Supplied material:
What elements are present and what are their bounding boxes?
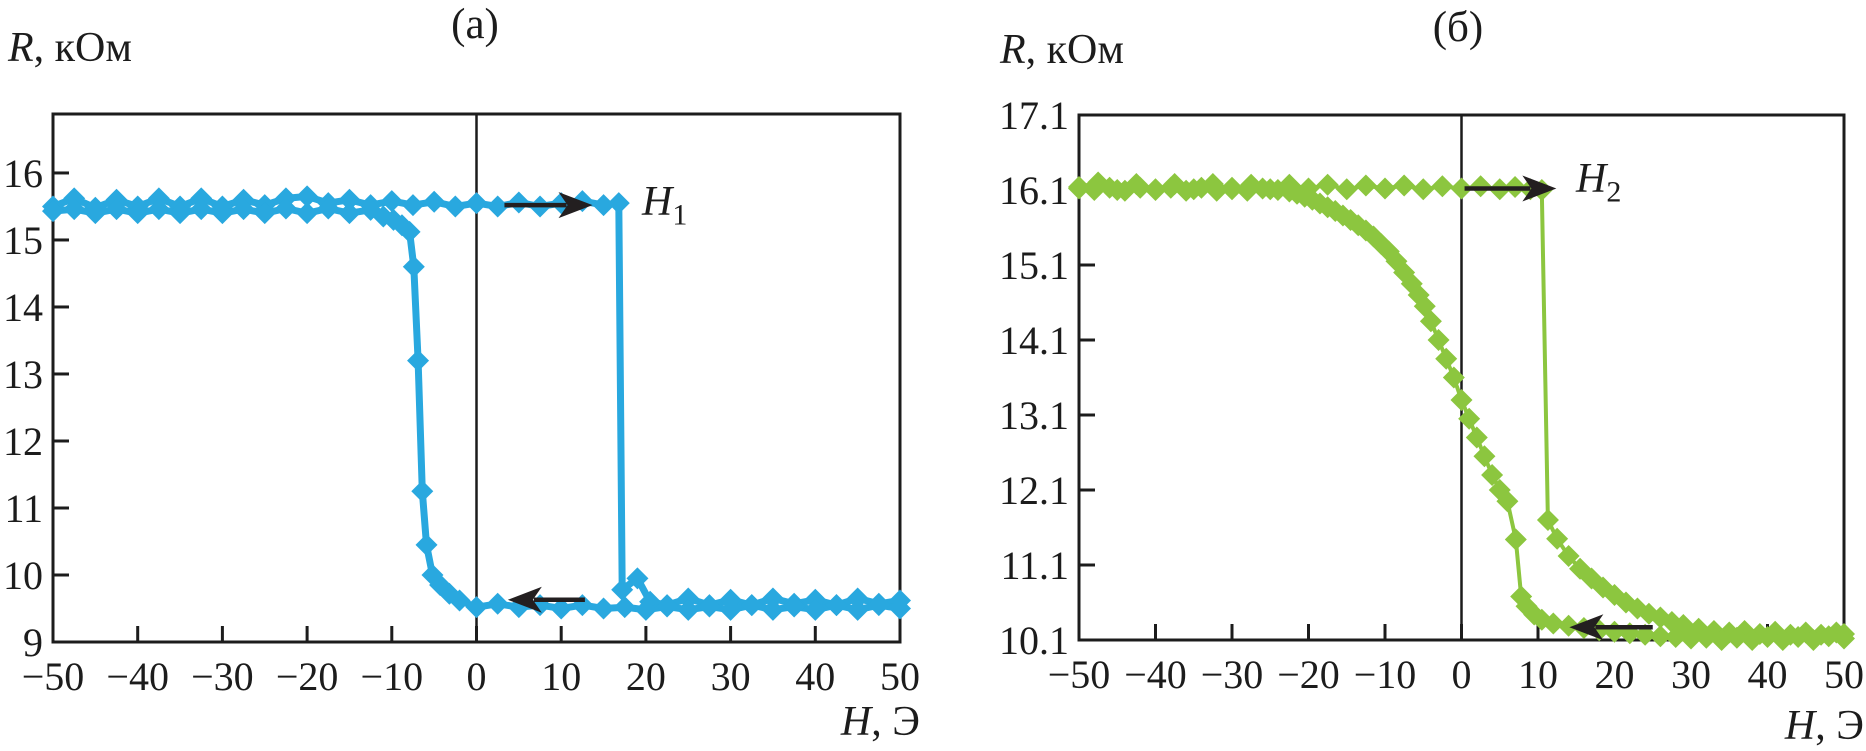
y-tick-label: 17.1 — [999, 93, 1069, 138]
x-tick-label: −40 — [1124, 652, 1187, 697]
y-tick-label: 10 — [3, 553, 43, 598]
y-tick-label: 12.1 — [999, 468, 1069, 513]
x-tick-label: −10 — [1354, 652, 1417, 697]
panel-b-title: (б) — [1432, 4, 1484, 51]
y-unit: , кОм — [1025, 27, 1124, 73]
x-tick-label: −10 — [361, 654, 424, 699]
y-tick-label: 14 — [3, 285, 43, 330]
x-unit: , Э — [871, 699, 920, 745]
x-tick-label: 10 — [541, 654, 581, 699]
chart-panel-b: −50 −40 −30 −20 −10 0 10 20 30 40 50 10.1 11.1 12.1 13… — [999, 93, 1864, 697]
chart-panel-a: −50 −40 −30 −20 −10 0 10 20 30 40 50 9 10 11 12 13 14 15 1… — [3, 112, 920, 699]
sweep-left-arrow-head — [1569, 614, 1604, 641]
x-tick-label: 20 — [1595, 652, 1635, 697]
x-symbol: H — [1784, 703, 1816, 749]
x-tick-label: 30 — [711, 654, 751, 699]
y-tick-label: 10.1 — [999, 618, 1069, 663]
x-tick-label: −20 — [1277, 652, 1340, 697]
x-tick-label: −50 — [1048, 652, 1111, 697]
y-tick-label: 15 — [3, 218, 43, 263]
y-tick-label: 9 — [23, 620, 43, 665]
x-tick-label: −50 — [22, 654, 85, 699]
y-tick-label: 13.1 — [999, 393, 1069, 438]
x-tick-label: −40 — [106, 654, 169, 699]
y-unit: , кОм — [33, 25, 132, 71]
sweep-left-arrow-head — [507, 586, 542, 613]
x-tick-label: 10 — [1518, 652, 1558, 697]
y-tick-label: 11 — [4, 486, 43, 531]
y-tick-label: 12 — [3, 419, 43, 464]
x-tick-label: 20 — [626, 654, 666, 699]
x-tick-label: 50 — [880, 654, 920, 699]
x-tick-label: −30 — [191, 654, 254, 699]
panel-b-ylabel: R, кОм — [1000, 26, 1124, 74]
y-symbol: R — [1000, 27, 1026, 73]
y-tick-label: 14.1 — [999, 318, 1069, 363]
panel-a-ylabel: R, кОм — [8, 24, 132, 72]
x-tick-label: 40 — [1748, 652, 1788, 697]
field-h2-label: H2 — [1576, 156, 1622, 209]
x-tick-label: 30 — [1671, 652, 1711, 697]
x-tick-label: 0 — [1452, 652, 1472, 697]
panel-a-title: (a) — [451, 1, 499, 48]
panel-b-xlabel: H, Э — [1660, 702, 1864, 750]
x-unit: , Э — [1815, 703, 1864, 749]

Task requirements: Reproduce every one of the lines above verbatim, in the same order, omitting the picture.

Answer in full:
What elements are present and what are their bounding boxes?
y-tick-label: 17.1 — [999, 93, 1069, 138]
x-tick-label: −40 — [1124, 652, 1187, 697]
y-tick-label: 10 — [3, 553, 43, 598]
y-tick-label: 12.1 — [999, 468, 1069, 513]
x-tick-label: −10 — [1354, 652, 1417, 697]
panel-b-title: (б) — [1432, 4, 1484, 51]
y-unit: , кОм — [1025, 27, 1124, 73]
x-tick-label: −10 — [361, 654, 424, 699]
y-tick-label: 14 — [3, 285, 43, 330]
x-unit: , Э — [871, 699, 920, 745]
x-tick-label: 10 — [541, 654, 581, 699]
chart-panel-b: −50 −40 −30 −20 −10 0 10 20 30 40 50 10.1 11.1 12.1 13… — [999, 93, 1864, 697]
chart-panel-a: −50 −40 −30 −20 −10 0 10 20 30 40 50 9 10 11 12 13 14 15 1… — [3, 112, 920, 699]
sweep-left-arrow-head — [1569, 614, 1604, 641]
x-tick-label: 20 — [1595, 652, 1635, 697]
x-symbol: H — [1784, 703, 1816, 749]
x-tick-label: 30 — [711, 654, 751, 699]
y-tick-label: 10.1 — [999, 618, 1069, 663]
x-tick-label: −20 — [1277, 652, 1340, 697]
x-tick-label: −50 — [1048, 652, 1111, 697]
y-tick-label: 15 — [3, 218, 43, 263]
y-tick-label: 9 — [23, 620, 43, 665]
x-tick-label: −50 — [22, 654, 85, 699]
y-tick-label: 13.1 — [999, 393, 1069, 438]
x-tick-label: −40 — [106, 654, 169, 699]
y-unit: , кОм — [33, 25, 132, 71]
sweep-left-arrow-head — [507, 586, 542, 613]
x-tick-label: 10 — [1518, 652, 1558, 697]
y-tick-label: 11 — [4, 486, 43, 531]
y-tick-label: 12 — [3, 419, 43, 464]
x-tick-label: 20 — [626, 654, 666, 699]
x-tick-label: 50 — [880, 654, 920, 699]
x-tick-label: −30 — [191, 654, 254, 699]
panel-b-ylabel: R, кОм — [1000, 26, 1124, 74]
y-symbol: R — [1000, 27, 1026, 73]
y-tick-label: 14.1 — [999, 318, 1069, 363]
panel-a-ylabel: R, кОм — [8, 24, 132, 72]
x-tick-label: 40 — [1748, 652, 1788, 697]
field-h2-label: H2 — [1576, 156, 1622, 209]
x-tick-label: 30 — [1671, 652, 1711, 697]
x-tick-label: 0 — [1452, 652, 1472, 697]
panel-a-title: (a) — [451, 1, 499, 48]
panel-b-xlabel: H, Э — [1660, 702, 1864, 750]
x-unit: , Э — [1815, 703, 1864, 749]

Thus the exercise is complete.